- Directive: Reproduce each of the lines word for word.

- Records supplied:
※ ※ ※
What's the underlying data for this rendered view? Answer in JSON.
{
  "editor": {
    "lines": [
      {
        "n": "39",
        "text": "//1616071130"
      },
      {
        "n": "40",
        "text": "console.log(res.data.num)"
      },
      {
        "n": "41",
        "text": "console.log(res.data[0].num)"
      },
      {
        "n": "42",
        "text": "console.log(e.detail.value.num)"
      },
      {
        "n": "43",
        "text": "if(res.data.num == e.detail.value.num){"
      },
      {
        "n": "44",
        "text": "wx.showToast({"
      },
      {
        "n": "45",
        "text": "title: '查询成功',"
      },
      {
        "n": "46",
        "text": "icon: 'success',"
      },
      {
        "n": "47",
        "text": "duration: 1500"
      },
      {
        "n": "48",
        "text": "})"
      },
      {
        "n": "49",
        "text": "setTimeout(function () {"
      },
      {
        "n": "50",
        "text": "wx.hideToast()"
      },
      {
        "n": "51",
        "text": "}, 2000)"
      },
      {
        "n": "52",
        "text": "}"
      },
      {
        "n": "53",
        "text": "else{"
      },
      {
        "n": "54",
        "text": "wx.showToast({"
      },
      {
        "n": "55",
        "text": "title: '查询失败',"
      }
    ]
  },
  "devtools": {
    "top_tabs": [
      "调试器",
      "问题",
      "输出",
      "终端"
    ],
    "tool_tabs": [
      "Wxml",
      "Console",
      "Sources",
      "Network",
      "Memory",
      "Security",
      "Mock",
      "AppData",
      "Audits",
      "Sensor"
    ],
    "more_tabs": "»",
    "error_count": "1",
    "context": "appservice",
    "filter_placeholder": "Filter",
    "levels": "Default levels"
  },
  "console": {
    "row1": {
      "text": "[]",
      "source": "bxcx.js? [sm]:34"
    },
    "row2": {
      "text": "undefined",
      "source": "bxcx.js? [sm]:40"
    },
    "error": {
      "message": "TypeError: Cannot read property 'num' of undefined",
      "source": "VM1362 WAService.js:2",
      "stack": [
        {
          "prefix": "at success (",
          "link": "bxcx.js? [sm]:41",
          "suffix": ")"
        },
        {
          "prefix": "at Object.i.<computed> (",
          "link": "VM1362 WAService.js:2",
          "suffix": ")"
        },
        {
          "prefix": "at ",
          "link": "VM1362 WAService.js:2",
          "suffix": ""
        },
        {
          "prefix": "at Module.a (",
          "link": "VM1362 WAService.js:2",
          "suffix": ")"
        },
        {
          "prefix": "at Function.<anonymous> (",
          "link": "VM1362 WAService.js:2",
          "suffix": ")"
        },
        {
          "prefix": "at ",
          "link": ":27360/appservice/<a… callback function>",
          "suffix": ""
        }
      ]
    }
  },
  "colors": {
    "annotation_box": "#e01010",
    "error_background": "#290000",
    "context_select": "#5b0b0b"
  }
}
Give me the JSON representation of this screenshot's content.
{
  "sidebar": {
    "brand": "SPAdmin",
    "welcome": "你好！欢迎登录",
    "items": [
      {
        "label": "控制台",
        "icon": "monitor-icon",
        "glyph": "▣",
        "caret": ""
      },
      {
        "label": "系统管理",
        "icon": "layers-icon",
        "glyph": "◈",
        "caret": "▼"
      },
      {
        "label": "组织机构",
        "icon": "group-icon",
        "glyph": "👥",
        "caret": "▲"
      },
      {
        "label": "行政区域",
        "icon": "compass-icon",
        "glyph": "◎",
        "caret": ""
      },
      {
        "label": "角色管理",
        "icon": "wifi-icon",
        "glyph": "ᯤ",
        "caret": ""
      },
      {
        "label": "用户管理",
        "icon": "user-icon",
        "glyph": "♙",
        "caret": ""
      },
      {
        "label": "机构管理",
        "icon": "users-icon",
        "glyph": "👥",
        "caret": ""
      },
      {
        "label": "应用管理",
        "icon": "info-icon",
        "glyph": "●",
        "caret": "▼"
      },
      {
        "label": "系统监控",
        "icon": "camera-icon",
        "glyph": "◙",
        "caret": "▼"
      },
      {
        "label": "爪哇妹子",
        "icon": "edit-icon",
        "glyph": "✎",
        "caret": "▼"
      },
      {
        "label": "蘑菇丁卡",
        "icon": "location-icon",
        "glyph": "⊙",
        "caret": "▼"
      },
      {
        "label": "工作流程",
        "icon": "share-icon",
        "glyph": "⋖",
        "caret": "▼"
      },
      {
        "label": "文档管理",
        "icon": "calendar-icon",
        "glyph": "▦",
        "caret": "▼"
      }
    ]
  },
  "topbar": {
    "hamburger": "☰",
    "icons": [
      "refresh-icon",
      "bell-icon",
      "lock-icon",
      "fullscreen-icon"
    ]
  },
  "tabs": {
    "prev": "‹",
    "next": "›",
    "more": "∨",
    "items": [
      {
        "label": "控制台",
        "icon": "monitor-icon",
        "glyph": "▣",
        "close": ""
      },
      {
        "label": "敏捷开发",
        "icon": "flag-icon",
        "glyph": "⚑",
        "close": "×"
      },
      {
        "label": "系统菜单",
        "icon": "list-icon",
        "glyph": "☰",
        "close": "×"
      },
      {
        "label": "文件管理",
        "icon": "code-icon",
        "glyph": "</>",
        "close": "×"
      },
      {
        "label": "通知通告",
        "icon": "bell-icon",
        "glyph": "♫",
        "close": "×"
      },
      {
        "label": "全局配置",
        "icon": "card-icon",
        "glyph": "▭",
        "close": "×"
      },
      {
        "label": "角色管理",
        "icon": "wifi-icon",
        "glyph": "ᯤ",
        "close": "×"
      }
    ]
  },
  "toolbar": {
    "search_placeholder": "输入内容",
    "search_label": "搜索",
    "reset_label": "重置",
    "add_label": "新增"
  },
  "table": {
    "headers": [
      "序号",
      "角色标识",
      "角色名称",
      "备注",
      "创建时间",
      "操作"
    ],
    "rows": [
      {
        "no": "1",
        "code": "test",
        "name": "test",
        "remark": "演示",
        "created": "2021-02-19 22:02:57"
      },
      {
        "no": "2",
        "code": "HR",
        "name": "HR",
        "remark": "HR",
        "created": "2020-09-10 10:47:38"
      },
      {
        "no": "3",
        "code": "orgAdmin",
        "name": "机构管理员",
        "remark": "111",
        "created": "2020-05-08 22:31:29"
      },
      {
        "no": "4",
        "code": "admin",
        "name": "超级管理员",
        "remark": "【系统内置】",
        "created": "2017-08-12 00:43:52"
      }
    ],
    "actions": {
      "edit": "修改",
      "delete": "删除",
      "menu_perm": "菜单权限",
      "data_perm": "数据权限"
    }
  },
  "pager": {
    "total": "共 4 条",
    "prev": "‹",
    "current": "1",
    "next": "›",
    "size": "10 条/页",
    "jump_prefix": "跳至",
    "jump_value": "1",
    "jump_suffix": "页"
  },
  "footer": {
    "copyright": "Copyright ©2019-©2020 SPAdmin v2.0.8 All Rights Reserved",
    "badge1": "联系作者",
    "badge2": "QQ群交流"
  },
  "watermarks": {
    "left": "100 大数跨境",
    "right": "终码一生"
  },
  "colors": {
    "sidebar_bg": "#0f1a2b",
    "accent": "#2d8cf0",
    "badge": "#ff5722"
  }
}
※ ※ ※
- Task response:
What's the underlying data for this rendered view? Answer in JSON.
{
  "editor": {
    "lines": [
      {
        "n": "39",
        "text": "//1616071130"
      },
      {
        "n": "40",
        "text": "console.log(res.data.num)"
      },
      {
        "n": "41",
        "text": "console.log(res.data[0].num)"
      },
      {
        "n": "42",
        "text": "console.log(e.detail.value.num)"
      },
      {
        "n": "43",
        "text": "if(res.data.num == e.detail.value.num){"
      },
      {
        "n": "44",
        "text": "wx.showToast({"
      },
      {
        "n": "45",
        "text": "title: '查询成功',"
      },
      {
        "n": "46",
        "text": "icon: 'success',"
      },
      {
        "n": "47",
        "text": "duration: 1500"
      },
      {
        "n": "48",
        "text": "})"
      },
      {
        "n": "49",
        "text": "setTimeout(function () {"
      },
      {
        "n": "50",
        "text": "wx.hideToast()"
      },
      {
        "n": "51",
        "text": "}, 2000)"
      },
      {
        "n": "52",
        "text": "}"
      },
      {
        "n": "53",
        "text": "else{"
      },
      {
        "n": "54",
        "text": "wx.showToast({"
      },
      {
        "n": "55",
        "text": "title: '查询失败',"
      }
    ]
  },
  "devtools": {
    "top_tabs": [
      "调试器",
      "问题",
      "输出",
      "终端"
    ],
    "tool_tabs": [
      "Wxml",
      "Console",
      "Sources",
      "Network",
      "Memory",
      "Security",
      "Mock",
      "AppData",
      "Audits",
      "Sensor"
    ],
    "more_tabs": "»",
    "error_count": "1",
    "context": "appservice",
    "filter_placeholder": "Filter",
    "levels": "Default levels"
  },
  "console": {
    "row1": {
      "text": "[]",
      "source": "bxcx.js? [sm]:34"
    },
    "row2": {
      "text": "undefined",
      "source": "bxcx.js? [sm]:40"
    },
    "error": {
      "message": "TypeError: Cannot read property 'num' of undefined",
      "source": "VM1362 WAService.js:2",
      "stack": [
        {
          "prefix": "at success (",
          "link": "bxcx.js? [sm]:41",
          "suffix": ")"
        },
        {
          "prefix": "at Object.i.<computed> (",
          "link": "VM1362 WAService.js:2",
          "suffix": ")"
        },
        {
          "prefix": "at ",
          "link": "VM1362 WAService.js:2",
          "suffix": ""
        },
        {
          "prefix": "at Module.a (",
          "link": "VM1362 WAService.js:2",
          "suffix": ")"
        },
        {
          "prefix": "at Function.<anonymous> (",
          "link": "VM1362 WAService.js:2",
          "suffix": ")"
        },
        {
          "prefix": "at ",
          "link": ":27360/appservice/<a… callback function>",
          "suffix": ""
        }
      ]
    }
  },
  "colors": {
    "annotation_box": "#e01010",
    "error_background": "#290000",
    "context_select": "#5b0b0b"
  }
}
Give me the JSON representation of this screenshot's content.
{
  "sidebar": {
    "brand": "SPAdmin",
    "welcome": "你好！欢迎登录",
    "items": [
      {
        "label": "控制台",
        "icon": "monitor-icon",
        "glyph": "▣",
        "caret": ""
      },
      {
        "label": "系统管理",
        "icon": "layers-icon",
        "glyph": "◈",
        "caret": "▼"
      },
      {
        "label": "组织机构",
        "icon": "group-icon",
        "glyph": "👥",
        "caret": "▲"
      },
      {
        "label": "行政区域",
        "icon": "compass-icon",
        "glyph": "◎",
        "caret": ""
      },
      {
        "label": "角色管理",
        "icon": "wifi-icon",
        "glyph": "ᯤ",
        "caret": ""
      },
      {
        "label": "用户管理",
        "icon": "user-icon",
        "glyph": "♙",
        "caret": ""
      },
      {
        "label": "机构管理",
        "icon": "users-icon",
        "glyph": "👥",
        "caret": ""
      },
      {
        "label": "应用管理",
        "icon": "info-icon",
        "glyph": "●",
        "caret": "▼"
      },
      {
        "label": "系统监控",
        "icon": "camera-icon",
        "glyph": "◙",
        "caret": "▼"
      },
      {
        "label": "爪哇妹子",
        "icon": "edit-icon",
        "glyph": "✎",
        "caret": "▼"
      },
      {
        "label": "蘑菇丁卡",
        "icon": "location-icon",
        "glyph": "⊙",
        "caret": "▼"
      },
      {
        "label": "工作流程",
        "icon": "share-icon",
        "glyph": "⋖",
        "caret": "▼"
      },
      {
        "label": "文档管理",
        "icon": "calendar-icon",
        "glyph": "▦",
        "caret": "▼"
      }
    ]
  },
  "topbar": {
    "hamburger": "☰",
    "icons": [
      "refresh-icon",
      "bell-icon",
      "lock-icon",
      "fullscreen-icon"
    ]
  },
  "tabs": {
    "prev": "‹",
    "next": "›",
    "more": "∨",
    "items": [
      {
        "label": "控制台",
        "icon": "monitor-icon",
        "glyph": "▣",
        "close": ""
      },
      {
        "label": "敏捷开发",
        "icon": "flag-icon",
        "glyph": "⚑",
        "close": "×"
      },
      {
        "label": "系统菜单",
        "icon": "list-icon",
        "glyph": "☰",
        "close": "×"
      },
      {
        "label": "文件管理",
        "icon": "code-icon",
        "glyph": "</>",
        "close": "×"
      },
      {
        "label": "通知通告",
        "icon": "bell-icon",
        "glyph": "♫",
        "close": "×"
      },
      {
        "label": "全局配置",
        "icon": "card-icon",
        "glyph": "▭",
        "close": "×"
      },
      {
        "label": "角色管理",
        "icon": "wifi-icon",
        "glyph": "ᯤ",
        "close": "×"
      }
    ]
  },
  "toolbar": {
    "search_placeholder": "输入内容",
    "search_label": "搜索",
    "reset_label": "重置",
    "add_label": "新增"
  },
  "table": {
    "headers": [
      "序号",
      "角色标识",
      "角色名称",
      "备注",
      "创建时间",
      "操作"
    ],
    "rows": [
      {
        "no": "1",
        "code": "test",
        "name": "test",
        "remark": "演示",
        "created": "2021-02-19 22:02:57"
      },
      {
        "no": "2",
        "code": "HR",
        "name": "HR",
        "remark": "HR",
        "created": "2020-09-10 10:47:38"
      },
      {
        "no": "3",
        "code": "orgAdmin",
        "name": "机构管理员",
        "remark": "111",
        "created": "2020-05-08 22:31:29"
      },
      {
        "no": "4",
        "code": "admin",
        "name": "超级管理员",
        "remark": "【系统内置】",
        "created": "2017-08-12 00:43:52"
      }
    ],
    "actions": {
      "edit": "修改",
      "delete": "删除",
      "menu_perm": "菜单权限",
      "data_perm": "数据权限"
    }
  },
  "pager": {
    "total": "共 4 条",
    "prev": "‹",
    "current": "1",
    "next": "›",
    "size": "10 条/页",
    "jump_prefix": "跳至",
    "jump_value": "1",
    "jump_suffix": "页"
  },
  "footer": {
    "copyright": "Copyright ©2019-©2020 SPAdmin v2.0.8 All Rights Reserved",
    "badge1": "联系作者",
    "badge2": "QQ群交流"
  },
  "watermarks": {
    "left": "100 大数跨境",
    "right": "终码一生"
  },
  "colors": {
    "sidebar_bg": "#0f1a2b",
    "accent": "#2d8cf0",
    "badge": "#ff5722"
  }
}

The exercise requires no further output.